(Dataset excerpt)
####

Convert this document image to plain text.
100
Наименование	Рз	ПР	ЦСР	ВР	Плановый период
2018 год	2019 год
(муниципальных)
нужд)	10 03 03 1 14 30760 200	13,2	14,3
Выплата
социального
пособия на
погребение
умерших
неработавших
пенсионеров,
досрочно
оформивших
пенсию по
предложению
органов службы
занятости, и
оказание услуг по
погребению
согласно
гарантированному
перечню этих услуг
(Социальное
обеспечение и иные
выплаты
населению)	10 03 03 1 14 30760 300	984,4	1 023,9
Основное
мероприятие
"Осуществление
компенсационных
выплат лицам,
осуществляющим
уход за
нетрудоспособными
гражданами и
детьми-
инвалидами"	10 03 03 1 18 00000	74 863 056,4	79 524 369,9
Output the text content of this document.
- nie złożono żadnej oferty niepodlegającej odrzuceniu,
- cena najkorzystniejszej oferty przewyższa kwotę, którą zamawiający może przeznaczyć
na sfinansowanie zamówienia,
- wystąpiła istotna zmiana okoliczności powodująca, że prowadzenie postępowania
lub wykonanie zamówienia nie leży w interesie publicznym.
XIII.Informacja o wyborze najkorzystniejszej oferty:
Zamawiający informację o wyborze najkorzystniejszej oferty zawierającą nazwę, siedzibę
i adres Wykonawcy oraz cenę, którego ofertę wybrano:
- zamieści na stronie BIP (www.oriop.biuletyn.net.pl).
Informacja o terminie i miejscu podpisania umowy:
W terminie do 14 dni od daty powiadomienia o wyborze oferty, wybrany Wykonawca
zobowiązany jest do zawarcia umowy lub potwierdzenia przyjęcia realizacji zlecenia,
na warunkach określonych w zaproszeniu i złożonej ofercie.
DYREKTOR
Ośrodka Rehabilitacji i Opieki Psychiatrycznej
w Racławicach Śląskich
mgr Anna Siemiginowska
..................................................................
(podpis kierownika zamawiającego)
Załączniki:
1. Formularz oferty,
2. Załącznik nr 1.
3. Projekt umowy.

####

Task goal → Wherever a line in the data above holds "umowy", copy that line.

The result →
Informacja o terminie i miejscu podpisania umowy:
zobowiązany jest do zawarcia umowy lub potwierdzenia przyjęcia realizacji zlecenia,
3. Projekt umowy.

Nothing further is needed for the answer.